Aim: Make an exact copy of all the records.

Data to use:
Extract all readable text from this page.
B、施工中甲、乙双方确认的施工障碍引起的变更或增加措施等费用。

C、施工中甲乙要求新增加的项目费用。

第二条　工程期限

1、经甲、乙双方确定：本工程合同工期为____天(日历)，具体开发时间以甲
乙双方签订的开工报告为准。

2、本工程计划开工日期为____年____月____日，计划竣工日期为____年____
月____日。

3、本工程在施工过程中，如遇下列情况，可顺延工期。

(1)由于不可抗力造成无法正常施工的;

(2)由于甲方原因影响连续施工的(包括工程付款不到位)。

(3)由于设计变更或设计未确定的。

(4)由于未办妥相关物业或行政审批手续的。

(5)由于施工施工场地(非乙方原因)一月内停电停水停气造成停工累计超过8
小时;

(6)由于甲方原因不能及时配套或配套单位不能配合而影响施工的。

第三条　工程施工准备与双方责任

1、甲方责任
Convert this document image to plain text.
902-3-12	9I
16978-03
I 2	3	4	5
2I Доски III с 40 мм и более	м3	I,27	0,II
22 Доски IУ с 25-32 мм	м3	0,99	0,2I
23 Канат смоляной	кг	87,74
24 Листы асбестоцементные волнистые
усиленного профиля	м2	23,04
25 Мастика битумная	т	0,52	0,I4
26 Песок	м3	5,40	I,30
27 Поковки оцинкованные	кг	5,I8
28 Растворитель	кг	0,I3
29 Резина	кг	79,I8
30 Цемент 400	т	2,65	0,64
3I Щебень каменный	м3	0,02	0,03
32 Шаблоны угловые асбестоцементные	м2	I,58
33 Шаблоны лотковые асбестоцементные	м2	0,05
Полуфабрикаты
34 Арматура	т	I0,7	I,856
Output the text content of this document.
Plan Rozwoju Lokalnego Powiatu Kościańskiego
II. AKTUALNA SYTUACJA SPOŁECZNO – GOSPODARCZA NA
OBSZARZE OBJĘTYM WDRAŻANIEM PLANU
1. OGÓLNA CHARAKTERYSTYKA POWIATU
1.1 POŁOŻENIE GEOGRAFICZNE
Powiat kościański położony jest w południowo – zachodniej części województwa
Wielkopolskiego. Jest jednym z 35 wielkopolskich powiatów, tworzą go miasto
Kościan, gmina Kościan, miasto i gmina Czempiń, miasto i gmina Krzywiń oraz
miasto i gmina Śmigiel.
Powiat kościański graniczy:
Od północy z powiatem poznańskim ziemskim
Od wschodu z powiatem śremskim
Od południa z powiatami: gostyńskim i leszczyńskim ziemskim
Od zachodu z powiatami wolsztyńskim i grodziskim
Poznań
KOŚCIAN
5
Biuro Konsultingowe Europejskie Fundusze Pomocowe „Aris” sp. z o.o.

Solution for this exercise:
Extract all readable text from this page.
B、施工中甲、乙双方确认的施工障碍引起的变更或增加措施等费用。

C、施工中甲乙要求新增加的项目费用。

第二条　工程期限

1、经甲、乙双方确定：本工程合同工期为____天(日历)，具体开发时间以甲
乙双方签订的开工报告为准。

2、本工程计划开工日期为____年____月____日，计划竣工日期为____年____
月____日。

3、本工程在施工过程中，如遇下列情况，可顺延工期。

(1)由于不可抗力造成无法正常施工的;

(2)由于甲方原因影响连续施工的(包括工程付款不到位)。

(3)由于设计变更或设计未确定的。

(4)由于未办妥相关物业或行政审批手续的。

(5)由于施工施工场地(非乙方原因)一月内停电停水停气造成停工累计超过8
小时;

(6)由于甲方原因不能及时配套或配套单位不能配合而影响施工的。

第三条　工程施工准备与双方责任

1、甲方责任
Convert this document image to plain text.
902-3-12	9I
16978-03
I 2	3	4	5
2I Доски III с 40 мм и более	м3	I,27	0,II
22 Доски IУ с 25-32 мм	м3	0,99	0,2I
23 Канат смоляной	кг	87,74
24 Листы асбестоцементные волнистые
усиленного профиля	м2	23,04
25 Мастика битумная	т	0,52	0,I4
26 Песок	м3	5,40	I,30
27 Поковки оцинкованные	кг	5,I8
28 Растворитель	кг	0,I3
29 Резина	кг	79,I8
30 Цемент 400	т	2,65	0,64
3I Щебень каменный	м3	0,02	0,03
32 Шаблоны угловые асбестоцементные	м2	I,58
33 Шаблоны лотковые асбестоцементные	м2	0,05
Полуфабрикаты
34 Арматура	т	I0,7	I,856
Output the text content of this document.
Plan Rozwoju Lokalnego Powiatu Kościańskiego
II. AKTUALNA SYTUACJA SPOŁECZNO – GOSPODARCZA NA
OBSZARZE OBJĘTYM WDRAŻANIEM PLANU
1. OGÓLNA CHARAKTERYSTYKA POWIATU
1.1 POŁOŻENIE GEOGRAFICZNE
Powiat kościański położony jest w południowo – zachodniej części województwa
Wielkopolskiego. Jest jednym z 35 wielkopolskich powiatów, tworzą go miasto
Kościan, gmina Kościan, miasto i gmina Czempiń, miasto i gmina Krzywiń oraz
miasto i gmina Śmigiel.
Powiat kościański graniczy:
Od północy z powiatem poznańskim ziemskim
Od wschodu z powiatem śremskim
Od południa z powiatami: gostyńskim i leszczyńskim ziemskim
Od zachodu z powiatami wolsztyńskim i grodziskim
Poznań
KOŚCIAN
5
Biuro Konsultingowe Europejskie Fundusze Pomocowe „Aris” sp. z o.o.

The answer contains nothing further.